§ WHAT YOU NEED TO DO: Pick out the lines below that contain the string "连花清温茶" and copy them all.

— start of DATA —

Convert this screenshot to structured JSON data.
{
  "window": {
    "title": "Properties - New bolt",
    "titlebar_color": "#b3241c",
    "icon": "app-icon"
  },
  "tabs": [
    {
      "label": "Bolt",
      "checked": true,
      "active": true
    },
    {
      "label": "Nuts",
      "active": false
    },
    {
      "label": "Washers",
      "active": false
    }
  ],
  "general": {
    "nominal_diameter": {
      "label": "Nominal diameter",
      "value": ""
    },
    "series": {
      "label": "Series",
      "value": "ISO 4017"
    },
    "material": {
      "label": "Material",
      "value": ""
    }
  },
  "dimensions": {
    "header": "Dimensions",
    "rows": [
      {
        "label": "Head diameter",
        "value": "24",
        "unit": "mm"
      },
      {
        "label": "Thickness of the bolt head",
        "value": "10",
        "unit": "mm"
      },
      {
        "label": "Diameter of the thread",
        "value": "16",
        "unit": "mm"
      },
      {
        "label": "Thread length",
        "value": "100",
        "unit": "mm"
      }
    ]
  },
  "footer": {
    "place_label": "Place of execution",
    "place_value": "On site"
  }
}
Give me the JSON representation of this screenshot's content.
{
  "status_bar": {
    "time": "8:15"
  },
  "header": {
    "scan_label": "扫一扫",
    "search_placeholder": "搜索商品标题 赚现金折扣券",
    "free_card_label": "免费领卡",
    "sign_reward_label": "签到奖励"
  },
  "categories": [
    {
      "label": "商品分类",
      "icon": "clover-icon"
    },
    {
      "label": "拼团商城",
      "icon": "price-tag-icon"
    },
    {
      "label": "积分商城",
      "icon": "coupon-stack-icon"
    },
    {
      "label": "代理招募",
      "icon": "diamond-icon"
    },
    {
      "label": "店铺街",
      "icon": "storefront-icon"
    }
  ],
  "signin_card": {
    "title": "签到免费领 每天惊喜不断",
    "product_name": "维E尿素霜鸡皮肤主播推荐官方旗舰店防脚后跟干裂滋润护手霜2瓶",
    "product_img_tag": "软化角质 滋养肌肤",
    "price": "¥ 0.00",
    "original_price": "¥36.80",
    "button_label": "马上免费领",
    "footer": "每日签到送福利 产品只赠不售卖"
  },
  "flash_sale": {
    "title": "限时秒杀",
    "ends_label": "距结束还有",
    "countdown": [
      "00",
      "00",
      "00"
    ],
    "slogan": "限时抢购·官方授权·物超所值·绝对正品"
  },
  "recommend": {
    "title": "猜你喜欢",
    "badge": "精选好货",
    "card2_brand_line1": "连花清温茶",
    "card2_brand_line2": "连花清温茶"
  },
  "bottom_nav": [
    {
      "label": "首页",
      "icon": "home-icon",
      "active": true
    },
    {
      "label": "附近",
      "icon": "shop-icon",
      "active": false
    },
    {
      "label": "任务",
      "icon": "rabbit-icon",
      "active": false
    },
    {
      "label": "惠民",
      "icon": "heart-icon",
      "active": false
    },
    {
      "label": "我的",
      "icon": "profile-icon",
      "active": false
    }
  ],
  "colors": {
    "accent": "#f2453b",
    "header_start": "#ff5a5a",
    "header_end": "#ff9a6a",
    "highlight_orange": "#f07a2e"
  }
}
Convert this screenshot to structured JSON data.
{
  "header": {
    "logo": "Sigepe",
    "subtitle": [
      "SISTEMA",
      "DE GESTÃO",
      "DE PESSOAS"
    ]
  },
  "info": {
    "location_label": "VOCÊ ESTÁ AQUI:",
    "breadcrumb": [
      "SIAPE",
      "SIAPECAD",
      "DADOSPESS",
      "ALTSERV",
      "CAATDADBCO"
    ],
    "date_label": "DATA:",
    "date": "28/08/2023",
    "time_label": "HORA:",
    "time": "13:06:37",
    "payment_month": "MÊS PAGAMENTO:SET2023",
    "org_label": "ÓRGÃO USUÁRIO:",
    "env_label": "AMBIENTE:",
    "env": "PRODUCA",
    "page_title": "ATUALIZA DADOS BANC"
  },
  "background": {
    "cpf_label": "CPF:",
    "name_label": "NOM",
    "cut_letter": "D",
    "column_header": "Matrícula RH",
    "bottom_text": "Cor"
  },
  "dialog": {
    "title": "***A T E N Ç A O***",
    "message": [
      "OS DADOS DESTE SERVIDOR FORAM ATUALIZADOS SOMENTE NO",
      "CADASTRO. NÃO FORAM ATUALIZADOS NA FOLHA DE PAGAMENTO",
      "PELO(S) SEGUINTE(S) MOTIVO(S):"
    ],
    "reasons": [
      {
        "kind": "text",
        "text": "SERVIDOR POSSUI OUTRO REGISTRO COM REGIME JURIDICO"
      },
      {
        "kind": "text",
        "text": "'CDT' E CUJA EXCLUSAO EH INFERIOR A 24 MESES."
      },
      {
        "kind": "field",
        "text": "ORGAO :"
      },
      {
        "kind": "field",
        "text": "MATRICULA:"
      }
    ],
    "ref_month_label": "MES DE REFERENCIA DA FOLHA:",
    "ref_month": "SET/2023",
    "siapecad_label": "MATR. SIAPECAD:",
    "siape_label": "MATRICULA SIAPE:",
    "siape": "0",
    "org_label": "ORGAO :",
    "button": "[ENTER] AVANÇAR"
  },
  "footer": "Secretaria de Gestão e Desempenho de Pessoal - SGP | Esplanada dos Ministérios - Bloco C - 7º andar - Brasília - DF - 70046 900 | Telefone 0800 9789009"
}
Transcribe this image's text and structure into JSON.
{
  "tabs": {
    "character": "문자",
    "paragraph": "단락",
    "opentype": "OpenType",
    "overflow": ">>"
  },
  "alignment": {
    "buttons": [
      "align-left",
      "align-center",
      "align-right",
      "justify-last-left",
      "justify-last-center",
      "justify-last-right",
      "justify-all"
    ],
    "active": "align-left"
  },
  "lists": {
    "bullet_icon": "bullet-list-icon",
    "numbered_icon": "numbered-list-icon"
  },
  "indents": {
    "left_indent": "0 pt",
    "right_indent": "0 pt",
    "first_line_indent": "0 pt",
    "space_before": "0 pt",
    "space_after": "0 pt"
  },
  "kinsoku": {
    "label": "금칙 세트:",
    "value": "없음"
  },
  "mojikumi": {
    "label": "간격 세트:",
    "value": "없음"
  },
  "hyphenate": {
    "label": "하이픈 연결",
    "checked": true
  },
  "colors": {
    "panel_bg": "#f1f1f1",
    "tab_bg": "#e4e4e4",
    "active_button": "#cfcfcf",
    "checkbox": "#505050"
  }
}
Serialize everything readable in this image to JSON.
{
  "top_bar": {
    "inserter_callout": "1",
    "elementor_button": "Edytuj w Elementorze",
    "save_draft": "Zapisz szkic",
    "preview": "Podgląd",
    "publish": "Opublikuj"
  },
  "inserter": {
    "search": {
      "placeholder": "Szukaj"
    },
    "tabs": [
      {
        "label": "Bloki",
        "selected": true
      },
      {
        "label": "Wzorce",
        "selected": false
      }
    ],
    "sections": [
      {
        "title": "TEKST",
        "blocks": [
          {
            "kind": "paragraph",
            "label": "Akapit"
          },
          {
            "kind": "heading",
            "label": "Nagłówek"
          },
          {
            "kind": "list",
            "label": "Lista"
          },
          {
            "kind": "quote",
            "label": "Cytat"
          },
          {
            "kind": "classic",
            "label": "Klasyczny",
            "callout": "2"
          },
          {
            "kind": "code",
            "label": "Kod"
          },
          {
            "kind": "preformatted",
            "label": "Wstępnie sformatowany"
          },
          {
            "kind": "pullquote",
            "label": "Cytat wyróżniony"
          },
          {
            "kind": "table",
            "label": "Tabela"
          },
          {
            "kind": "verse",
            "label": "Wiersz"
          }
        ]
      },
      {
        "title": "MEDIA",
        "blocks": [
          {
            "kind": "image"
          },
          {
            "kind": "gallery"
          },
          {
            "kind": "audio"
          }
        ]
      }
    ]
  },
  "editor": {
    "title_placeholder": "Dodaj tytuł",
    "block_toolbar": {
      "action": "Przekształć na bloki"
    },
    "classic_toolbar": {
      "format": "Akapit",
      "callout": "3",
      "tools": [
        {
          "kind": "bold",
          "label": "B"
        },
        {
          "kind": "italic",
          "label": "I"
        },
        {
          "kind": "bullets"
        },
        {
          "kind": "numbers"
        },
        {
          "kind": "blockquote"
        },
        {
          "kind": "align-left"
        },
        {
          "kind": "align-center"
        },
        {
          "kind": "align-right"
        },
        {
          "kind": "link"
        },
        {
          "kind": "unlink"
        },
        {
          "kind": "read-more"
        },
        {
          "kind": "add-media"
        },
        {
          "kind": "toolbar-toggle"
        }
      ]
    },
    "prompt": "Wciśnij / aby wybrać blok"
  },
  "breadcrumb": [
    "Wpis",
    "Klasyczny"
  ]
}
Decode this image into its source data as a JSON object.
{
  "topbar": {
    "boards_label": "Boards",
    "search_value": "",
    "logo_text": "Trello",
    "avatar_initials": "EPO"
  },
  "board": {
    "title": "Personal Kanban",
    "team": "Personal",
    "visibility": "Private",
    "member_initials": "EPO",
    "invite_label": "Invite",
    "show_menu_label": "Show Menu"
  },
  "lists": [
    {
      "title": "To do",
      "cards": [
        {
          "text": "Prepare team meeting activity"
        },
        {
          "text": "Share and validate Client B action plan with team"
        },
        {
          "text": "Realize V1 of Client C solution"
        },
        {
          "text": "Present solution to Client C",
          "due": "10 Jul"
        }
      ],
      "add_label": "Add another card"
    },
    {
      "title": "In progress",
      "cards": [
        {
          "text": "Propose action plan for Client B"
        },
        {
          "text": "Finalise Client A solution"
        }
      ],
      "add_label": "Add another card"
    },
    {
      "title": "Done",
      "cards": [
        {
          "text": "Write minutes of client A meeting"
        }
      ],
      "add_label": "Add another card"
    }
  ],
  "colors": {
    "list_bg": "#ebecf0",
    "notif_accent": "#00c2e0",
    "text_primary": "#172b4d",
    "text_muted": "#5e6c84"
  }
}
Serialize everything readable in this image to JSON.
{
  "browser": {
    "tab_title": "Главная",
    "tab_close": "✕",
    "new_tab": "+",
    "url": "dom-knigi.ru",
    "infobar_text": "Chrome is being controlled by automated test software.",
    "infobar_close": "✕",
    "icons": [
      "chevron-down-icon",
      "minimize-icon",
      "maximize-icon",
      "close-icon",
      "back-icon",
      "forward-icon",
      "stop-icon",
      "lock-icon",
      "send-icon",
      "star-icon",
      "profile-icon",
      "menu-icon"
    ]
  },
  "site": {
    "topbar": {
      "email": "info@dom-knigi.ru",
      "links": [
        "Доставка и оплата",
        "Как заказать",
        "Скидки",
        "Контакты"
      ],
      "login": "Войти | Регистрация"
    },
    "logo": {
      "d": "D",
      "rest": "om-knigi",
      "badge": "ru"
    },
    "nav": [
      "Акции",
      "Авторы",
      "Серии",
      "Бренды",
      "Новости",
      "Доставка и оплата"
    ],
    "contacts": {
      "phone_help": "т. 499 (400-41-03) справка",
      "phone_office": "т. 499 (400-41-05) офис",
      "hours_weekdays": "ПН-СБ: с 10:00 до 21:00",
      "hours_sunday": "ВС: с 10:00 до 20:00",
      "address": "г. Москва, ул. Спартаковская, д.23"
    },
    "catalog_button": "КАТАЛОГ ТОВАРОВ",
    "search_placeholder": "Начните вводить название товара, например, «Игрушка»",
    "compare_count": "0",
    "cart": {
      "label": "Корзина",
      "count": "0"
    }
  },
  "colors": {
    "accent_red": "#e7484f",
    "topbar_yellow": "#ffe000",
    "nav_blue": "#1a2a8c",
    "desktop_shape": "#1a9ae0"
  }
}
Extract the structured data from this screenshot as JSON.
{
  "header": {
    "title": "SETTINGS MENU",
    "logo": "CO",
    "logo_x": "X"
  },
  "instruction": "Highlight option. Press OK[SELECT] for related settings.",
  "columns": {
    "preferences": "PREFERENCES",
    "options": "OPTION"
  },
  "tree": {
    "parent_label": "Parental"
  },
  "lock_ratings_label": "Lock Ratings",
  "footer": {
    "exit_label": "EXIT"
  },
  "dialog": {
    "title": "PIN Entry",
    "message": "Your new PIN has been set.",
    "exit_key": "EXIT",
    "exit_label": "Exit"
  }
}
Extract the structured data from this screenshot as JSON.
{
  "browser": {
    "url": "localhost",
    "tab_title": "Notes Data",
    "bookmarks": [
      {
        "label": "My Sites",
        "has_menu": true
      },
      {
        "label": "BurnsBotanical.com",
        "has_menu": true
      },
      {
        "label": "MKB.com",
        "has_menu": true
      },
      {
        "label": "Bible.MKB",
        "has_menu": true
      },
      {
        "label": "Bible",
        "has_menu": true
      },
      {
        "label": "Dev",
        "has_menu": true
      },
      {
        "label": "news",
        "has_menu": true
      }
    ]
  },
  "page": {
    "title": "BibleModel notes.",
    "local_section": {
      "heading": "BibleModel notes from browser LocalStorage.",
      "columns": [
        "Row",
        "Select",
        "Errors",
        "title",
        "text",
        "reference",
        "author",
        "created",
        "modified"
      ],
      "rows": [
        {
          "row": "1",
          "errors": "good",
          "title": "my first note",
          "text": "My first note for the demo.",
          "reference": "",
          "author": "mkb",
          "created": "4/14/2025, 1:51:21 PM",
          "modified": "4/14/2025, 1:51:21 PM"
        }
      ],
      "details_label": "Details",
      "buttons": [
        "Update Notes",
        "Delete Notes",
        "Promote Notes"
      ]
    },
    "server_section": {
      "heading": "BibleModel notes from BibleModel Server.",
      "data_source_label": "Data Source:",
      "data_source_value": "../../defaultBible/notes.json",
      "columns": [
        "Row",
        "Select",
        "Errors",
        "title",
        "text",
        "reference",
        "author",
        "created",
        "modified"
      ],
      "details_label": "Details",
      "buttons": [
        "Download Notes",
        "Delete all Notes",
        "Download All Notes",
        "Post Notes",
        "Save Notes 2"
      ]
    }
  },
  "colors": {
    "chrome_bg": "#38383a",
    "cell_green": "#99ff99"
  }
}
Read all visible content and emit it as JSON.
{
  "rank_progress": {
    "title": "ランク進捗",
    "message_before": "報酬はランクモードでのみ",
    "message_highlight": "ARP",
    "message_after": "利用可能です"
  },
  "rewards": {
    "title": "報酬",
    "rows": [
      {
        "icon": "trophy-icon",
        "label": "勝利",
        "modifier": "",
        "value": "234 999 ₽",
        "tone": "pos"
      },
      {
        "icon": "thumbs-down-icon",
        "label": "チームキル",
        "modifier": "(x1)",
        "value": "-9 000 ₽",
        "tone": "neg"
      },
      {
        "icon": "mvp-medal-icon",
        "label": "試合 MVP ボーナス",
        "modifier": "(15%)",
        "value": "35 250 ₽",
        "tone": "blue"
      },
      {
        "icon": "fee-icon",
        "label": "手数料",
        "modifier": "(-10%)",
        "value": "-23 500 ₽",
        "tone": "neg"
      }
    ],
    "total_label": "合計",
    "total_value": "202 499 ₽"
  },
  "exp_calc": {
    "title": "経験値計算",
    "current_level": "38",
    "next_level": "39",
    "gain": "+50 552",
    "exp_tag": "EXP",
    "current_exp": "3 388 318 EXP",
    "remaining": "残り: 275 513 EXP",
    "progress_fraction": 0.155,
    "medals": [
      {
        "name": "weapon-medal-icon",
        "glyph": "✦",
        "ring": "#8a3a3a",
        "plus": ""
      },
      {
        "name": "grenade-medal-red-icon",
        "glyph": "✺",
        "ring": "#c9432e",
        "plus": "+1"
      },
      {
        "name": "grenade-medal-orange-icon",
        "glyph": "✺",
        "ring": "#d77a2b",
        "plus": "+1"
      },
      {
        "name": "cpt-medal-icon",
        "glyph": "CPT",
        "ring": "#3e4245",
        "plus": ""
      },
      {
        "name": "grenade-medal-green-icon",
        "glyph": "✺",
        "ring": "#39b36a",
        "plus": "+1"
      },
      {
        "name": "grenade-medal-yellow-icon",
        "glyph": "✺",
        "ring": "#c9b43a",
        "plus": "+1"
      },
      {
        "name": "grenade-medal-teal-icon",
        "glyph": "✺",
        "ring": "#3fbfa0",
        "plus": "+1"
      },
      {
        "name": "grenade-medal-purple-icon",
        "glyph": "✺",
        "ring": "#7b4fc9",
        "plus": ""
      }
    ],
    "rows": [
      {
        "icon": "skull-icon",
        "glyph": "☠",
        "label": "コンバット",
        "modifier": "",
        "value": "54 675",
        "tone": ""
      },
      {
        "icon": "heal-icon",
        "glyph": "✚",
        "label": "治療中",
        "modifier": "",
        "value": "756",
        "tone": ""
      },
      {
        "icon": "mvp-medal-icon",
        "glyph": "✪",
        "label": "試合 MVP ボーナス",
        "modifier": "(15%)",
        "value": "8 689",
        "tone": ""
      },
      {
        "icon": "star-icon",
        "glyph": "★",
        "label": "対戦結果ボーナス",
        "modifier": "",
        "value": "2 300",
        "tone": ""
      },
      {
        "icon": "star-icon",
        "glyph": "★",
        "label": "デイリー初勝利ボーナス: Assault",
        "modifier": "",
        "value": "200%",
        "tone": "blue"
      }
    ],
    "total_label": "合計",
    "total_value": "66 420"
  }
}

— end of DATA —

§ WORKED ANSWER:
    "card2_brand_line1": "连花清温茶",
    "card2_brand_line2": "连花清温茶"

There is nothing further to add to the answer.